**Reading passage:**
Researchers at UT Southwestern Medical Center have defined a key step in the production of beta-amyloid, a short protein that is thought to be responsible for the development of Alzheimer's disease. Understanding this step may aid in the discovery of drugs that could help block the disease from developing.
In Alzheimer's disease, too much beta-amyloid is produced by an enzyme that has many other essential roles. As a result, simply blocking the whole enzyme knocks out many of its other functions - which is fatal to the organism.
Using cultured human and mouse cells, as well as test-tube assays, UT Southwestern researchers singled out how just one portion of the enzyme, a protein called nicastrin, is involved in the pathway that produces beta-amyloid, thereby leading to Alzheimer's disease. They hope next to work on ways to specifically block nicastrin. The study appears in the August 12 issue of the journal Cell.

**Actions to take:**
1 > Answer these questions from the report on beta-amyloid.
(a) At which medical center do the researchers work?
(b) What happens to the organism when the whole enzyme is blocked?
(c) In which journal and issue does the study appear?
2 > Reproduce word for word the part of the report on beta-amyloid that opens with the words containing "Researchers at UT" and closes with "to the organism.".
3 > Write the next part of the report on beta-amyloid, picking up after its last sentence.

**Supplied entries:**
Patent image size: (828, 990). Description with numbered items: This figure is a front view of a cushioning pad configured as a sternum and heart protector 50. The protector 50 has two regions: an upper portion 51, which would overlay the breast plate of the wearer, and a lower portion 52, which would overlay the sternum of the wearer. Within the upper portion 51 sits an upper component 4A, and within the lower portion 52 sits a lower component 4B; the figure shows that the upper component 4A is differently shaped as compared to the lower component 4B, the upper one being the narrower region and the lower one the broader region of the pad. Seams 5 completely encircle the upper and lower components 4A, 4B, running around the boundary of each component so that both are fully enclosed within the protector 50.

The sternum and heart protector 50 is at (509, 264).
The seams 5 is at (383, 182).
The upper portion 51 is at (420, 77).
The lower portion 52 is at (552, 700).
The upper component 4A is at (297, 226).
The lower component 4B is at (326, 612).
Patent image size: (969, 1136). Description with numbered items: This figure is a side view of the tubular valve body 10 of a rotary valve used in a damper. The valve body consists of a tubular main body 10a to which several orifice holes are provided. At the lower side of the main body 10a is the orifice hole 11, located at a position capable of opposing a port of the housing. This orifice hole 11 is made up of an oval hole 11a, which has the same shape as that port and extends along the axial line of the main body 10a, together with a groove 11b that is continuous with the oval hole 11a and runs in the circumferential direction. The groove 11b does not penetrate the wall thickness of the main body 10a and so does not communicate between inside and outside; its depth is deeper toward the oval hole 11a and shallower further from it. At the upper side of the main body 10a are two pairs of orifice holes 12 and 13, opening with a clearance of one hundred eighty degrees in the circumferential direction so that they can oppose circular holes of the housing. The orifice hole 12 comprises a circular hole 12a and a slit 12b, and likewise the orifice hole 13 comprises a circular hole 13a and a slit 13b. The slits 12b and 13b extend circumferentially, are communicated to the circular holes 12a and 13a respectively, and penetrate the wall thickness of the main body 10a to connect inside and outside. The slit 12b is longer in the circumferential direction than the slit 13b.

**Answers for this exercise:**
1 >
(a) UT Southwestern Medical Center.
(b) It is fatal, because blocking the whole enzyme knocks out many of its other functions.
(c) The August 12 issue of the journal Cell.

2 >
Researchers at UT Southwestern Medical Center have defined a key step in the production of beta-amyloid, a short protein that is thought to be responsible for the development of Alzheimer's disease. Understanding this step may aid in the discovery of drugs that could help block the disease from developing.
In Alzheimer's disease, too much beta-amyloid is produced by an enzyme that has many other essential roles. As a result, simply blocking the whole enzyme knocks out many of its other functions - which is fatal to the organism.

3 >
"The work provides an attractive potential strategy for developing treatment for Alzheimer's disease," said Dr. Gang Yu, assistant professor in the Center for Basic Neuroscience and of cell biology and senior author of the study. The research uncovered an "unprecedented mechanism of biochemistry," Dr. Yu said.
Nicastrin is a large protein that is a component of an enzyme called gamma-secretase, which is lodged in the cell's membrane. When it is at the cell surface, nicastrin sticks out into the area outside the cell. It has been thought to play a key role in the creation of a protein called amyloid-beta - the prime suspect for the damage Alzheimer's does to the brain - but the exact mechanism was unknown.